A run of lines ->
========================
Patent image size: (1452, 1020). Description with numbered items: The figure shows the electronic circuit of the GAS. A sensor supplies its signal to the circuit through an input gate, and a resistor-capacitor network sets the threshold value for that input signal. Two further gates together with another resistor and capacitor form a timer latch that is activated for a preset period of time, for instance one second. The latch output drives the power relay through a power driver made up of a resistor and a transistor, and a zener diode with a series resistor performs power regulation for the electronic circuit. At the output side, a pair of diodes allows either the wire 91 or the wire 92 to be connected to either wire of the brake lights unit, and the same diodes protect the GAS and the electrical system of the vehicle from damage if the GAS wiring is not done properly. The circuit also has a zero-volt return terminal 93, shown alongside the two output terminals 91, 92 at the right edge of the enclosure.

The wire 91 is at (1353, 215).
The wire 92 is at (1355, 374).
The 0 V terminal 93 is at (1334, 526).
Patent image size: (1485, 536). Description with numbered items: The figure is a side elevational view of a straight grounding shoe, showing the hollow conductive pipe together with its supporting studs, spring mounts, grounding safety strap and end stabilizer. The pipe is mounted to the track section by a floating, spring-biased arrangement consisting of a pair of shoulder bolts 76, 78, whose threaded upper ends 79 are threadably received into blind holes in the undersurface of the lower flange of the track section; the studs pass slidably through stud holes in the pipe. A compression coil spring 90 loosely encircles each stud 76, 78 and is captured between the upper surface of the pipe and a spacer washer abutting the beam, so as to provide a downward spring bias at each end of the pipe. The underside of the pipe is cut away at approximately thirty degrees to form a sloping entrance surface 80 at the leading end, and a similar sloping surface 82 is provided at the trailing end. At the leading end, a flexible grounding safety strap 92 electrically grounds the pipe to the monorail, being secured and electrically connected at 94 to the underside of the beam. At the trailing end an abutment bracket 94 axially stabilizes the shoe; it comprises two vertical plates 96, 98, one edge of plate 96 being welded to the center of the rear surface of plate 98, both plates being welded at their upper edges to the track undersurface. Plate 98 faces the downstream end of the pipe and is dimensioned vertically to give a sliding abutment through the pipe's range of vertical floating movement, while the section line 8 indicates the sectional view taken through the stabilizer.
========================
Prompt -> Rewrite the lines from the first one up to and including the line with "The 0 V terminal 93 is at (1334, 526).", putting "input stage" wherever "input gate" appears and leaving all else unchanged.

Result of the task ->
Patent image size: (1452, 1020). Description with numbered items: The figure shows the electronic circuit of the GAS. A sensor supplies its signal to the circuit through an input stage, and a resistor-capacitor network sets the threshold value for that input signal. Two further gates together with another resistor and capacitor form a timer latch that is activated for a preset period of time, for instance one second. The latch output drives the power relay through a power driver made up of a resistor and a transistor, and a zener diode with a series resistor performs power regulation for the electronic circuit. At the output side, a pair of diodes allows either the wire 91 or the wire 92 to be connected to either wire of the brake lights unit, and the same diodes protect the GAS and the electrical system of the vehicle from damage if the GAS wiring is not done properly. The circuit also has a zero-volt return terminal 93, shown alongside the two output terminals 91, 92 at the right edge of the enclosure.

The wire 91 is at (1353, 215).
The wire 92 is at (1355, 374).
The 0 V terminal 93 is at (1334, 526).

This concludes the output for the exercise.